Brief:
Copy the data word for word, keeping every line.

[Dataset entries on figures]
--- begin ---

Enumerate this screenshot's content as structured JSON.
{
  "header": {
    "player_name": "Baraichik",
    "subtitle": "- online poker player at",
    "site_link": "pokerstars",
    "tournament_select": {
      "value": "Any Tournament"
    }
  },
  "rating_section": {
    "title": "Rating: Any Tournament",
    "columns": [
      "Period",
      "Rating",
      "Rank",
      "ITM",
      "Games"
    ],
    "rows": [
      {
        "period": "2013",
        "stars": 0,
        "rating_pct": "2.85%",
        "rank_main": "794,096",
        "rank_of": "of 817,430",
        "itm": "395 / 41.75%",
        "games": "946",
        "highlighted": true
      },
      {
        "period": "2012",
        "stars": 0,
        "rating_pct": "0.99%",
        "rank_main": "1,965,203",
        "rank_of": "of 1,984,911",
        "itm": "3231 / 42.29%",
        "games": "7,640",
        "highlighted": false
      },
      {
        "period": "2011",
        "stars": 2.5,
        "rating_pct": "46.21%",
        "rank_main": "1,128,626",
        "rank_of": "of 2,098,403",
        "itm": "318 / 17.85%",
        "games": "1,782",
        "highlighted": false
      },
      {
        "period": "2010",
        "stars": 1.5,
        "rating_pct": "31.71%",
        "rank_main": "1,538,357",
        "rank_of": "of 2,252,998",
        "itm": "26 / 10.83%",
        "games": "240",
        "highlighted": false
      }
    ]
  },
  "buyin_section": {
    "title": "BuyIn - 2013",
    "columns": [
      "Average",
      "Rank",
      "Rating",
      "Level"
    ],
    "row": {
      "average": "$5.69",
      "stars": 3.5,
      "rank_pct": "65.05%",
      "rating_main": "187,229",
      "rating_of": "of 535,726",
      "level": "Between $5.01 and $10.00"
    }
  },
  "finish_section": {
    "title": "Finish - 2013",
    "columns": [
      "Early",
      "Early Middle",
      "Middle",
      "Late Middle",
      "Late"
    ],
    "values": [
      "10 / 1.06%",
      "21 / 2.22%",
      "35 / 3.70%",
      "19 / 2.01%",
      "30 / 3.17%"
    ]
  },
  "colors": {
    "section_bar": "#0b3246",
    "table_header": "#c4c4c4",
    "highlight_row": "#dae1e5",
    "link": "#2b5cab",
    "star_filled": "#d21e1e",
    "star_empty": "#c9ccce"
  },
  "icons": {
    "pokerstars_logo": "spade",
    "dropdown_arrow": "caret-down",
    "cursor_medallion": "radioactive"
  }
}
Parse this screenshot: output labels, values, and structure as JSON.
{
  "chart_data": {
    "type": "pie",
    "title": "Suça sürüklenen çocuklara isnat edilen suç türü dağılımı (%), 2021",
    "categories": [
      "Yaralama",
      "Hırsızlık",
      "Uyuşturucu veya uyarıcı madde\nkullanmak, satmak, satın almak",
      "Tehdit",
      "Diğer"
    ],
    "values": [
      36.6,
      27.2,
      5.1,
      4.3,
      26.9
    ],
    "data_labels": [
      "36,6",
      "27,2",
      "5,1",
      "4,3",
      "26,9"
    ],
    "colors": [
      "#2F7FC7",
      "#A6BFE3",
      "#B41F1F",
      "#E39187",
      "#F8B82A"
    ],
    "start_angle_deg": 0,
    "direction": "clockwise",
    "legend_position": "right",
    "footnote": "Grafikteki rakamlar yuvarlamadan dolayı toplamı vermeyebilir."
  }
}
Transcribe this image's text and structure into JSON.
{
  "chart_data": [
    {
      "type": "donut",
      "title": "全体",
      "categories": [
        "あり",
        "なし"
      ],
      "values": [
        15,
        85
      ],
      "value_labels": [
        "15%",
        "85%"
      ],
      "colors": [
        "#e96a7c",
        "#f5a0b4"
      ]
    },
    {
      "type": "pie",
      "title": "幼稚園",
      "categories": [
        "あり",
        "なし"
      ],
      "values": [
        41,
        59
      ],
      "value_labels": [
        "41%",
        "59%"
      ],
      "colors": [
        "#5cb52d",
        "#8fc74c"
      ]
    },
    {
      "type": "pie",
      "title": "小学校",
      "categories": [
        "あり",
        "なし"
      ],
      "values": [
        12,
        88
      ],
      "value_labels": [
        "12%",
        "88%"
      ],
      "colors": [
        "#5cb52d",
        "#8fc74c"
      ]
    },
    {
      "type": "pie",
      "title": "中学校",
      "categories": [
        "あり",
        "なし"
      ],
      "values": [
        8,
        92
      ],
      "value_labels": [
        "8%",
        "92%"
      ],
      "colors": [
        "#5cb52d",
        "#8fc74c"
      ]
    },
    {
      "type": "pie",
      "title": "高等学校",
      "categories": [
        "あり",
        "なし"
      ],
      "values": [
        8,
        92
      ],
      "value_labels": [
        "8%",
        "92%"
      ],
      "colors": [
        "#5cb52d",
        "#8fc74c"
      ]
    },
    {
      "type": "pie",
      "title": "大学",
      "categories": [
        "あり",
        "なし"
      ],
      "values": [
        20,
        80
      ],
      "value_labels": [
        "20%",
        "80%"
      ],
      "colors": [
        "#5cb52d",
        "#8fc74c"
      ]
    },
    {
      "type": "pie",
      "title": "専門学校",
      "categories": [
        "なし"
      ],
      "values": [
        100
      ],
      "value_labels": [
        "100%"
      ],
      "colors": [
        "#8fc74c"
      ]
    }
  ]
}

--- end ---

Output of the exercise:
Enumerate this screenshot's content as structured JSON.
{
  "header": {
    "player_name": "Baraichik",
    "subtitle": "- online poker player at",
    "site_link": "pokerstars",
    "tournament_select": {
      "value": "Any Tournament"
    }
  },
  "rating_section": {
    "title": "Rating: Any Tournament",
    "columns": [
      "Period",
      "Rating",
      "Rank",
      "ITM",
      "Games"
    ],
    "rows": [
      {
        "period": "2013",
        "stars": 0,
        "rating_pct": "2.85%",
        "rank_main": "794,096",
        "rank_of": "of 817,430",
        "itm": "395 / 41.75%",
        "games": "946",
        "highlighted": true
      },
      {
        "period": "2012",
        "stars": 0,
        "rating_pct": "0.99%",
        "rank_main": "1,965,203",
        "rank_of": "of 1,984,911",
        "itm": "3231 / 42.29%",
        "games": "7,640",
        "highlighted": false
      },
      {
        "period": "2011",
        "stars": 2.5,
        "rating_pct": "46.21%",
        "rank_main": "1,128,626",
        "rank_of": "of 2,098,403",
        "itm": "318 / 17.85%",
        "games": "1,782",
        "highlighted": false
      },
      {
        "period": "2010",
        "stars": 1.5,
        "rating_pct": "31.71%",
        "rank_main": "1,538,357",
        "rank_of": "of 2,252,998",
        "itm": "26 / 10.83%",
        "games": "240",
        "highlighted": false
      }
    ]
  },
  "buyin_section": {
    "title": "BuyIn - 2013",
    "columns": [
      "Average",
      "Rank",
      "Rating",
      "Level"
    ],
    "row": {
      "average": "$5.69",
      "stars": 3.5,
      "rank_pct": "65.05%",
      "rating_main": "187,229",
      "rating_of": "of 535,726",
      "level": "Between $5.01 and $10.00"
    }
  },
  "finish_section": {
    "title": "Finish - 2013",
    "columns": [
      "Early",
      "Early Middle",
      "Middle",
      "Late Middle",
      "Late"
    ],
    "values": [
      "10 / 1.06%",
      "21 / 2.22%",
      "35 / 3.70%",
      "19 / 2.01%",
      "30 / 3.17%"
    ]
  },
  "colors": {
    "section_bar": "#0b3246",
    "table_header": "#c4c4c4",
    "highlight_row": "#dae1e5",
    "link": "#2b5cab",
    "star_filled": "#d21e1e",
    "star_empty": "#c9ccce"
  },
  "icons": {
    "pokerstars_logo": "spade",
    "dropdown_arrow": "caret-down",
    "cursor_medallion": "radioactive"
  }
}
Parse this screenshot: output labels, values, and structure as JSON.
{
  "chart_data": {
    "type": "pie",
    "title": "Suça sürüklenen çocuklara isnat edilen suç türü dağılımı (%), 2021",
    "categories": [
      "Yaralama",
      "Hırsızlık",
      "Uyuşturucu veya uyarıcı madde\nkullanmak, satmak, satın almak",
      "Tehdit",
      "Diğer"
    ],
    "values": [
      36.6,
      27.2,
      5.1,
      4.3,
      26.9
    ],
    "data_labels": [
      "36,6",
      "27,2",
      "5,1",
      "4,3",
      "26,9"
    ],
    "colors": [
      "#2F7FC7",
      "#A6BFE3",
      "#B41F1F",
      "#E39187",
      "#F8B82A"
    ],
    "start_angle_deg": 0,
    "direction": "clockwise",
    "legend_position": "right",
    "footnote": "Grafikteki rakamlar yuvarlamadan dolayı toplamı vermeyebilir."
  }
}
Transcribe this image's text and structure into JSON.
{
  "chart_data": [
    {
      "type": "donut",
      "title": "全体",
      "categories": [
        "あり",
        "なし"
      ],
      "values": [
        15,
        85
      ],
      "value_labels": [
        "15%",
        "85%"
      ],
      "colors": [
        "#e96a7c",
        "#f5a0b4"
      ]
    },
    {
      "type": "pie",
      "title": "幼稚園",
      "categories": [
        "あり",
        "なし"
      ],
      "values": [
        41,
        59
      ],
      "value_labels": [
        "41%",
        "59%"
      ],
      "colors": [
        "#5cb52d",
        "#8fc74c"
      ]
    },
    {
      "type": "pie",
      "title": "小学校",
      "categories": [
        "あり",
        "なし"
      ],
      "values": [
        12,
        88
      ],
      "value_labels": [
        "12%",
        "88%"
      ],
      "colors": [
        "#5cb52d",
        "#8fc74c"
      ]
    },
    {
      "type": "pie",
      "title": "中学校",
      "categories": [
        "あり",
        "なし"
      ],
      "values": [
        8,
        92
      ],
      "value_labels": [
        "8%",
        "92%"
      ],
      "colors": [
        "#5cb52d",
        "#8fc74c"
      ]
    },
    {
      "type": "pie",
      "title": "高等学校",
      "categories": [
        "あり",
        "なし"
      ],
      "values": [
        8,
        92
      ],
      "value_labels": [
        "8%",
        "92%"
      ],
      "colors": [
        "#5cb52d",
        "#8fc74c"
      ]
    },
    {
      "type": "pie",
      "title": "大学",
      "categories": [
        "あり",
        "なし"
      ],
      "values": [
        20,
        80
      ],
      "value_labels": [
        "20%",
        "80%"
      ],
      "colors": [
        "#5cb52d",
        "#8fc74c"
      ]
    },
    {
      "type": "pie",
      "title": "専門学校",
      "categories": [
        "なし"
      ],
      "values": [
        100
      ],
      "value_labels": [
        "100%"
      ],
      "colors": [
        "#8fc74c"
      ]
    }
  ]
}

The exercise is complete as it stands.